Document extract -
[Oisf-users] [EXT] Re: Inconsistent packet dropped behaviour with the same config on several nodes

Cloherty, Sean E scloherty at mitre.org
Fri Jan 11 15:54:53 UTC 2019


Going over everything carefully, I found that a recent OS updates reverted to using the RHEL ixgbe drivers.  I replaced it with the 5.5.2 Intel ones and now no drops in 36 hours.  Well, OK  it says 6 drops but I can live with that.

I still have 
tcp.pkt_on_wrong_thread                    | Total                     | 115035286

and a couple of signatures firing way too often compare to 4.0.x to look into.

-----Original Message-----
From: Cloherty, Sean E 
Sent: Wednesday, January 9, 2019 10:20 AM
To: 'Peter Manev' <petermanev at gmail.com>
Cc: lists at inliniac.net; oisf-users at lists.openinfosecfoundation.org
Subject: RE: [EXT] Re: [Oisf-users] Inconsistent packet dropped behaviour with the same config on several nodes

Thanks for pointing that out the open issue.  I will definingly get some data there today. All sensors:

- Run on Suricata 4.0.6 compiled with rust 1.30 on CentOS 7.6
- Have 32 cores and 128 GB of RAM and use Intel IXGBE 5.5.2 drivers
- Use a single RSS queue and rarely see traffic volumes of greater than 2GB/s.  
- Run in worker mode and use af-packet. 
- Isolate the CPU cores for Suricata  - isolcpus=9,10,11,12,13,14,15,24,25,26,27,28,29,30,31 in command line

The sensor showing this problem is the same except that the issue appeared when updated to 4.1.1 and 4.1.2.  It may have been present in 4.1.0 but I don't have any notes on that.  

The CPU utilization issue I mentioned earlier was my fault.  I was compiling from the history buffer and used the configure string with debugging enabled from when I was chasing that segfault. 

-----Original Message-----
From: Peter Manev <petermanev at gmail.com>
Sent: Wednesday, January 9, 2019 6:49 AM
To: Cloherty, Sean E <scloherty at mitre.org>
Cc: lists at inliniac.net; oisf-users at lists.openinfosecfoundation.org
Subject: [EXT] Re: [Oisf-users] Inconsistent packet dropped behaviour with the same config on several nodes

On Mon, Jan 7, 2019 at 11:43 PM Cloherty, Sean E <scloherty at mitre.org> wrote:
>
> Thank you Victor.  I've just picked this back up again with 4.1.2 and the packet loss seems worse.  Regarding the rust-dependent parsers, do you mean to disable the parsers or recompile without rust?

Collected material -
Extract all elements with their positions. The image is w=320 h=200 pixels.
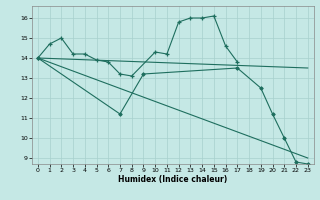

To be done -
#1 Answer these questions about the thread on packet drops:
(a) Which version of the Intel drivers replaced the RHEL ixgbe drivers?
(b) How many cores and how much RAM does each sensor have?
(c) What caused the CPU utilization issue mentioned earlier?
#2 Reproduce the passage of the thread on packet drops from "- Run on Suricata" up to and including "and use af-packet.".
The lines shown after the thread on packet drops come from a different source.

Task-by-task results -
#1
(a) Version 5.5.2.
(b) 32 cores and 128 GB of RAM.
(c) The writer compiled from the history buffer using a configure string with debugging enabled, left over from chasing a segfault.

#2
- Run on Suricata 4.0.6 compiled with rust 1.30 on CentOS 7.6
- Have 32 cores and 128 GB of RAM and use Intel IXGBE 5.5.2 drivers
- Use a single RSS queue and rarely see traffic volumes of greater than 2GB/s.  
- Run in worker mode and use af-packet.